Dataset records
☆ ☆ ☆ ☆ ☆ ☆ ☆
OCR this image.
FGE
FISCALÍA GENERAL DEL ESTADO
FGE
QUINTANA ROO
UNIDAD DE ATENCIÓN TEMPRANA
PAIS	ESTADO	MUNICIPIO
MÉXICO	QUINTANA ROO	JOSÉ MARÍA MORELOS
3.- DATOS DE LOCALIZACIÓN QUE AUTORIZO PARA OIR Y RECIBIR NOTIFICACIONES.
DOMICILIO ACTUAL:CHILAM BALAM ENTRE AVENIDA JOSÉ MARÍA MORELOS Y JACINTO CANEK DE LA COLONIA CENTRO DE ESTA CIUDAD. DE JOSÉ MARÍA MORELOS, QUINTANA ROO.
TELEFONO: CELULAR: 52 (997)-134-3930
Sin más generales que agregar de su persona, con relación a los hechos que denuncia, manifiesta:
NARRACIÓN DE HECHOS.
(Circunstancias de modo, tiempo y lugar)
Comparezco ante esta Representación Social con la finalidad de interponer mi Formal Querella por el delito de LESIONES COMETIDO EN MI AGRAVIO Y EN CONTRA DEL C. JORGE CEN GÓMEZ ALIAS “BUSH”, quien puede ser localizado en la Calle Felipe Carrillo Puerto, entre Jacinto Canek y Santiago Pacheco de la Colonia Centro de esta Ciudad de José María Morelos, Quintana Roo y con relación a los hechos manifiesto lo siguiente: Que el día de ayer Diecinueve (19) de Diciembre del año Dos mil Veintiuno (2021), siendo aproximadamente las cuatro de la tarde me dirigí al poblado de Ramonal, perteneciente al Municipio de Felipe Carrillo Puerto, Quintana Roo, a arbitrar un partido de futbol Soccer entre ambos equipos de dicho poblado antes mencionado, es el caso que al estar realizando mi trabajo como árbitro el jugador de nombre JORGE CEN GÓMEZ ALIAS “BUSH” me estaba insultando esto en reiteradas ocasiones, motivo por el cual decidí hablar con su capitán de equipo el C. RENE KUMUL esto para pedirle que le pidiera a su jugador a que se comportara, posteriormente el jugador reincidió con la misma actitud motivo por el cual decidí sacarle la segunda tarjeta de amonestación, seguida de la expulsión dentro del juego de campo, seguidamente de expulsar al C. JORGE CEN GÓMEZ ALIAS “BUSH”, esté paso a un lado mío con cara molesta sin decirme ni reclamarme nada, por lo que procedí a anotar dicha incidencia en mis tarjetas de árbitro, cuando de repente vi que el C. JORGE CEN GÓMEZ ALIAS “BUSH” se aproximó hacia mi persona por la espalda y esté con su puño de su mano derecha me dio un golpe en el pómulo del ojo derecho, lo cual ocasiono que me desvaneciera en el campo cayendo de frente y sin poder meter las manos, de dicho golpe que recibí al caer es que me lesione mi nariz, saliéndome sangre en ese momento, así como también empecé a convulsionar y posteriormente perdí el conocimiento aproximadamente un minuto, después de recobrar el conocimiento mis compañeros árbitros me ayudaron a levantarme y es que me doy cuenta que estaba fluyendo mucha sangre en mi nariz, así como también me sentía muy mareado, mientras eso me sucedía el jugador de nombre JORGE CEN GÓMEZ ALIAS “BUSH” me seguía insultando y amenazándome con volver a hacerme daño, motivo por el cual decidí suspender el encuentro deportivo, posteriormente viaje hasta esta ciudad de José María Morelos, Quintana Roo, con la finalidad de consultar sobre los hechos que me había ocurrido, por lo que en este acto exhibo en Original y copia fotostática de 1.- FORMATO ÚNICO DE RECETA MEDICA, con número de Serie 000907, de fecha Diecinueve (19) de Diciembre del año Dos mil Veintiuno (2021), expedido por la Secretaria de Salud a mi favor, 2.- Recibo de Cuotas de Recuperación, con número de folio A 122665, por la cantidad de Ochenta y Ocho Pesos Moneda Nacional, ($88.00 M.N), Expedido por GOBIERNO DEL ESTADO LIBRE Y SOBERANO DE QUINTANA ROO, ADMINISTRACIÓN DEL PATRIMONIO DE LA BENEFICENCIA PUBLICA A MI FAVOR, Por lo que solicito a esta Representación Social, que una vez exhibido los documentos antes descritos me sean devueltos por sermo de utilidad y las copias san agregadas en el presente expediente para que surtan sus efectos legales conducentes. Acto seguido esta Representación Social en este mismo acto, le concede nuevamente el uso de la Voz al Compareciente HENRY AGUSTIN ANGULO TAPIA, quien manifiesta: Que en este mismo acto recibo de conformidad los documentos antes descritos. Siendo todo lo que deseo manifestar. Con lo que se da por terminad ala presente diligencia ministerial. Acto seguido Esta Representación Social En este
☆ ☆ ☆ ☆ ☆ ☆ ☆
What to do
Repeat the records above exactly.

Written solution
OCR this image.
FGE
FISCALÍA GENERAL DEL ESTADO
FGE
QUINTANA ROO
UNIDAD DE ATENCIÓN TEMPRANA
PAIS	ESTADO	MUNICIPIO
MÉXICO	QUINTANA ROO	JOSÉ MARÍA MORELOS
3.- DATOS DE LOCALIZACIÓN QUE AUTORIZO PARA OIR Y RECIBIR NOTIFICACIONES.
DOMICILIO ACTUAL:CHILAM BALAM ENTRE AVENIDA JOSÉ MARÍA MORELOS Y JACINTO CANEK DE LA COLONIA CENTRO DE ESTA CIUDAD. DE JOSÉ MARÍA MORELOS, QUINTANA ROO.
TELEFONO: CELULAR: 52 (997)-134-3930
Sin más generales que agregar de su persona, con relación a los hechos que denuncia, manifiesta:
NARRACIÓN DE HECHOS.
(Circunstancias de modo, tiempo y lugar)
Comparezco ante esta Representación Social con la finalidad de interponer mi Formal Querella por el delito de LESIONES COMETIDO EN MI AGRAVIO Y EN CONTRA DEL C. JORGE CEN GÓMEZ ALIAS “BUSH”, quien puede ser localizado en la Calle Felipe Carrillo Puerto, entre Jacinto Canek y Santiago Pacheco de la Colonia Centro de esta Ciudad de José María Morelos, Quintana Roo y con relación a los hechos manifiesto lo siguiente: Que el día de ayer Diecinueve (19) de Diciembre del año Dos mil Veintiuno (2021), siendo aproximadamente las cuatro de la tarde me dirigí al poblado de Ramonal, perteneciente al Municipio de Felipe Carrillo Puerto, Quintana Roo, a arbitrar un partido de futbol Soccer entre ambos equipos de dicho poblado antes mencionado, es el caso que al estar realizando mi trabajo como árbitro el jugador de nombre JORGE CEN GÓMEZ ALIAS “BUSH” me estaba insultando esto en reiteradas ocasiones, motivo por el cual decidí hablar con su capitán de equipo el C. RENE KUMUL esto para pedirle que le pidiera a su jugador a que se comportara, posteriormente el jugador reincidió con la misma actitud motivo por el cual decidí sacarle la segunda tarjeta de amonestación, seguida de la expulsión dentro del juego de campo, seguidamente de expulsar al C. JORGE CEN GÓMEZ ALIAS “BUSH”, esté paso a un lado mío con cara molesta sin decirme ni reclamarme nada, por lo que procedí a anotar dicha incidencia en mis tarjetas de árbitro, cuando de repente vi que el C. JORGE CEN GÓMEZ ALIAS “BUSH” se aproximó hacia mi persona por la espalda y esté con su puño de su mano derecha me dio un golpe en el pómulo del ojo derecho, lo cual ocasiono que me desvaneciera en el campo cayendo de frente y sin poder meter las manos, de dicho golpe que recibí al caer es que me lesione mi nariz, saliéndome sangre en ese momento, así como también empecé a convulsionar y posteriormente perdí el conocimiento aproximadamente un minuto, después de recobrar el conocimiento mis compañeros árbitros me ayudaron a levantarme y es que me doy cuenta que estaba fluyendo mucha sangre en mi nariz, así como también me sentía muy mareado, mientras eso me sucedía el jugador de nombre JORGE CEN GÓMEZ ALIAS “BUSH” me seguía insultando y amenazándome con volver a hacerme daño, motivo por el cual decidí suspender el encuentro deportivo, posteriormente viaje hasta esta ciudad de José María Morelos, Quintana Roo, con la finalidad de consultar sobre los hechos que me había ocurrido, por lo que en este acto exhibo en Original y copia fotostática de 1.- FORMATO ÚNICO DE RECETA MEDICA, con número de Serie 000907, de fecha Diecinueve (19) de Diciembre del año Dos mil Veintiuno (2021), expedido por la Secretaria de Salud a mi favor, 2.- Recibo de Cuotas de Recuperación, con número de folio A 122665, por la cantidad de Ochenta y Ocho Pesos Moneda Nacional, ($88.00 M.N), Expedido por GOBIERNO DEL ESTADO LIBRE Y SOBERANO DE QUINTANA ROO, ADMINISTRACIÓN DEL PATRIMONIO DE LA BENEFICENCIA PUBLICA A MI FAVOR, Por lo que solicito a esta Representación Social, que una vez exhibido los documentos antes descritos me sean devueltos por sermo de utilidad y las copias san agregadas en el presente expediente para que surtan sus efectos legales conducentes. Acto seguido esta Representación Social en este mismo acto, le concede nuevamente el uso de la Voz al Compareciente HENRY AGUSTIN ANGULO TAPIA, quien manifiesta: Que en este mismo acto recibo de conformidad los documentos antes descritos. Siendo todo lo que deseo manifestar. Con lo que se da por terminad ala presente diligencia ministerial. Acto seguido Esta Representación Social En este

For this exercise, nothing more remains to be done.